▸ **EXERCISE DIRECTIONS**: From the entries below, copy every line holding the word "page".

▸ **LISTED RECORDS**:
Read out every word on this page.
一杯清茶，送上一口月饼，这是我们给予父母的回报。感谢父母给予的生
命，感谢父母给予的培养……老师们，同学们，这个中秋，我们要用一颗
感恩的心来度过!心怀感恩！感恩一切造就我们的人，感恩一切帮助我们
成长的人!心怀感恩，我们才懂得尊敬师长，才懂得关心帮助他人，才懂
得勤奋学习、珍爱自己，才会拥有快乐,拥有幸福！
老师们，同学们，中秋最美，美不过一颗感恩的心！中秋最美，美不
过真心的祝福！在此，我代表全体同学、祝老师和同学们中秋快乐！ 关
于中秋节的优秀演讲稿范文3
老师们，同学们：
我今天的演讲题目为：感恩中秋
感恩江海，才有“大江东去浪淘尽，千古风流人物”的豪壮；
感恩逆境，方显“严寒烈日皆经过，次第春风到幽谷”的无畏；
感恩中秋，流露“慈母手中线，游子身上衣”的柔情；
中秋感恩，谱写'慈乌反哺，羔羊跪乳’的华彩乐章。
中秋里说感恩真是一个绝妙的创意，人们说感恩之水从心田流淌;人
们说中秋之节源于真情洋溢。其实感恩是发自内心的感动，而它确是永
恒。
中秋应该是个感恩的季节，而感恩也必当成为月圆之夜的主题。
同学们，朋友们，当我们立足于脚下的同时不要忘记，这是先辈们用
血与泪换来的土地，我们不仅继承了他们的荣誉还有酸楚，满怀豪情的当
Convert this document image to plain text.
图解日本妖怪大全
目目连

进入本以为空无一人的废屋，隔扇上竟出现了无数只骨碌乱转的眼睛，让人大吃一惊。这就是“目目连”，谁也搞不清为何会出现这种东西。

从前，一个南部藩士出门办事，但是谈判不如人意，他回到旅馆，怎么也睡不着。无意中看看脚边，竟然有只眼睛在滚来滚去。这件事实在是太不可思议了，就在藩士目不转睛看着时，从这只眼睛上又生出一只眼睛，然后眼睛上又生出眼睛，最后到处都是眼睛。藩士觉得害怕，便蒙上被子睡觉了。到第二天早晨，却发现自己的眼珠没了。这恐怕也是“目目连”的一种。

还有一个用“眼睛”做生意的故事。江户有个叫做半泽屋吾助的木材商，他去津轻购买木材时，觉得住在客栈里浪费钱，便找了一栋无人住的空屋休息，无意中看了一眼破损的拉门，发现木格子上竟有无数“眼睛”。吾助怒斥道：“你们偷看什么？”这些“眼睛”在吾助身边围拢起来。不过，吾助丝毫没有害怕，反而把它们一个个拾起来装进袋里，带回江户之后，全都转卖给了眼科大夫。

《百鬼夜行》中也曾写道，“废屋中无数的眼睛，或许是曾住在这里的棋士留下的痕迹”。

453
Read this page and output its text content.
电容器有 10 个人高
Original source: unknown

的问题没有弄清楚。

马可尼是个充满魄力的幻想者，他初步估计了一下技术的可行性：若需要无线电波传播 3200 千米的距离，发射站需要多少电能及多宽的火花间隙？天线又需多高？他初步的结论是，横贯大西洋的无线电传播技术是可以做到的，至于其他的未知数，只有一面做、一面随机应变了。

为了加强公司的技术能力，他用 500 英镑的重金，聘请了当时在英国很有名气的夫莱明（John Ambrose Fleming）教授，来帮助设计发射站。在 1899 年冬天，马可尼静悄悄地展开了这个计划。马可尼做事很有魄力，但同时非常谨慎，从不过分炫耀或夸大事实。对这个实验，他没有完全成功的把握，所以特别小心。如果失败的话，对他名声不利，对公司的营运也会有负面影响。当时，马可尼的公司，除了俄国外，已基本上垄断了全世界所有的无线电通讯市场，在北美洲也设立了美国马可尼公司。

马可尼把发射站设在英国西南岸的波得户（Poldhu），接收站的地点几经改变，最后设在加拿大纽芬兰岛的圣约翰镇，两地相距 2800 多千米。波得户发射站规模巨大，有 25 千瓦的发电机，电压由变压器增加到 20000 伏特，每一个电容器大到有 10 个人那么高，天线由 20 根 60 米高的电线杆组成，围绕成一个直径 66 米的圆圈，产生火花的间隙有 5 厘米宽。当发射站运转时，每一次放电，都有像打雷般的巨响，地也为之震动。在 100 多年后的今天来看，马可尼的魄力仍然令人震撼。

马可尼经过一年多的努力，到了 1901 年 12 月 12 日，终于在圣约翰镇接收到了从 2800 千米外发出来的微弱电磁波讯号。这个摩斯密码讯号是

▸ **ANSWER BELOW**:
Read out every word on this page.
Read this page and output its text content.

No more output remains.